Work required: Quote the data below in full, please, without altering anything.

Data provided:
>>

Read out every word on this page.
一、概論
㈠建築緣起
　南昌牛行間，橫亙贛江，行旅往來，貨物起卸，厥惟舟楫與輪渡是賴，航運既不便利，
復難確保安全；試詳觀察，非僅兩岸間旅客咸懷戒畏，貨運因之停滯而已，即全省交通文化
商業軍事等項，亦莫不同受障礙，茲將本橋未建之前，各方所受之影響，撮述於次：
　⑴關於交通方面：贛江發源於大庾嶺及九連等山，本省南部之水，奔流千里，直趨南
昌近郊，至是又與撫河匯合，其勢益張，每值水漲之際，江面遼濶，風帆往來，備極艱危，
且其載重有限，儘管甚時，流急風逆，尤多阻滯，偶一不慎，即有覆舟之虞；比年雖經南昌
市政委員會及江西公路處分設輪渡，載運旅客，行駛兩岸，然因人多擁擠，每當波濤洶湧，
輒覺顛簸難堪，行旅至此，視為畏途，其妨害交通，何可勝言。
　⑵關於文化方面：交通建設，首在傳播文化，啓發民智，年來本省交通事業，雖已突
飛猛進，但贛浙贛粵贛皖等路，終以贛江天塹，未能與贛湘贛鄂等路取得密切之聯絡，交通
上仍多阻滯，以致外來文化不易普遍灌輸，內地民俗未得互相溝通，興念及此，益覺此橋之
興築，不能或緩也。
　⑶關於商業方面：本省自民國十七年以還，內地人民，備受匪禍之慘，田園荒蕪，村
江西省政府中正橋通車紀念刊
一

<<

In response:
Read out every word on this page.
一、概論
㈠建築緣起
　南昌牛行間，橫亙贛江，行旅往來，貨物起卸，厥惟舟楫與輪渡是賴，航運既不便利，
復難確保安全；試詳觀察，非僅兩岸間旅客咸懷戒畏，貨運因之停滯而已，即全省交通文化
商業軍事等項，亦莫不同受障礙，茲將本橋未建之前，各方所受之影響，撮述於次：
　⑴關於交通方面：贛江發源於大庾嶺及九連等山，本省南部之水，奔流千里，直趨南
昌近郊，至是又與撫河匯合，其勢益張，每值水漲之際，江面遼濶，風帆往來，備極艱危，
且其載重有限，儘管甚時，流急風逆，尤多阻滯，偶一不慎，即有覆舟之虞；比年雖經南昌
市政委員會及江西公路處分設輪渡，載運旅客，行駛兩岸，然因人多擁擠，每當波濤洶湧，
輒覺顛簸難堪，行旅至此，視為畏途，其妨害交通，何可勝言。
　⑵關於文化方面：交通建設，首在傳播文化，啓發民智，年來本省交通事業，雖已突
飛猛進，但贛浙贛粵贛皖等路，終以贛江天塹，未能與贛湘贛鄂等路取得密切之聯絡，交通
上仍多阻滯，以致外來文化不易普遍灌輸，內地民俗未得互相溝通，興念及此，益覺此橋之
興築，不能或緩也。
　⑶關於商業方面：本省自民國十七年以還，內地人民，備受匪禍之慘，田園荒蕪，村
江西省政府中正橋通車紀念刊
一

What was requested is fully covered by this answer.